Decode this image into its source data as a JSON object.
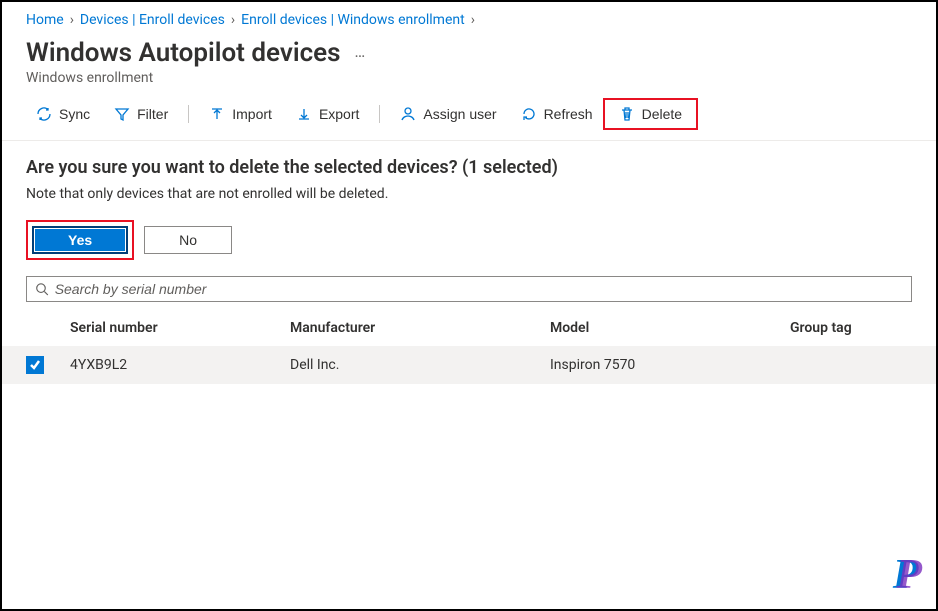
{
  "breadcrumb": {
    "home": "Home",
    "devices": "Devices | Enroll devices",
    "enrollment": "Enroll devices | Windows enrollment"
  },
  "header": {
    "title": "Windows Autopilot devices",
    "subtitle": "Windows enrollment",
    "ellipsis": "…"
  },
  "toolbar": {
    "sync": "Sync",
    "filter": "Filter",
    "import": "Import",
    "export": "Export",
    "assign_user": "Assign user",
    "refresh": "Refresh",
    "delete": "Delete"
  },
  "confirm": {
    "title": "Are you sure you want to delete the selected devices? (1 selected)",
    "note": "Note that only devices that are not enrolled will be deleted.",
    "yes": "Yes",
    "no": "No"
  },
  "search": {
    "placeholder": "Search by serial number"
  },
  "table": {
    "headers": {
      "serial": "Serial number",
      "manufacturer": "Manufacturer",
      "model": "Model",
      "group_tag": "Group tag"
    },
    "rows": [
      {
        "serial": "4YXB9L2",
        "manufacturer": "Dell Inc.",
        "model": "Inspiron 7570",
        "group_tag": ""
      }
    ]
  }
}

########

All of the entries above should be duplicated exactly, except for the pictures.

**Result:**
Decode this image into its source data as a JSON object.
{
  "breadcrumb": {
    "home": "Home",
    "devices": "Devices | Enroll devices",
    "enrollment": "Enroll devices | Windows enrollment"
  },
  "header": {
    "title": "Windows Autopilot devices",
    "subtitle": "Windows enrollment",
    "ellipsis": "…"
  },
  "toolbar": {
    "sync": "Sync",
    "filter": "Filter",
    "import": "Import",
    "export": "Export",
    "assign_user": "Assign user",
    "refresh": "Refresh",
    "delete": "Delete"
  },
  "confirm": {
    "title": "Are you sure you want to delete the selected devices? (1 selected)",
    "note": "Note that only devices that are not enrolled will be deleted.",
    "yes": "Yes",
    "no": "No"
  },
  "search": {
    "placeholder": "Search by serial number"
  },
  "table": {
    "headers": {
      "serial": "Serial number",
      "manufacturer": "Manufacturer",
      "model": "Model",
      "group_tag": "Group tag"
    },
    "rows": [
      {
        "serial": "4YXB9L2",
        "manufacturer": "Dell Inc.",
        "model": "Inspiron 7570",
        "group_tag": ""
      }
    ]
  }
}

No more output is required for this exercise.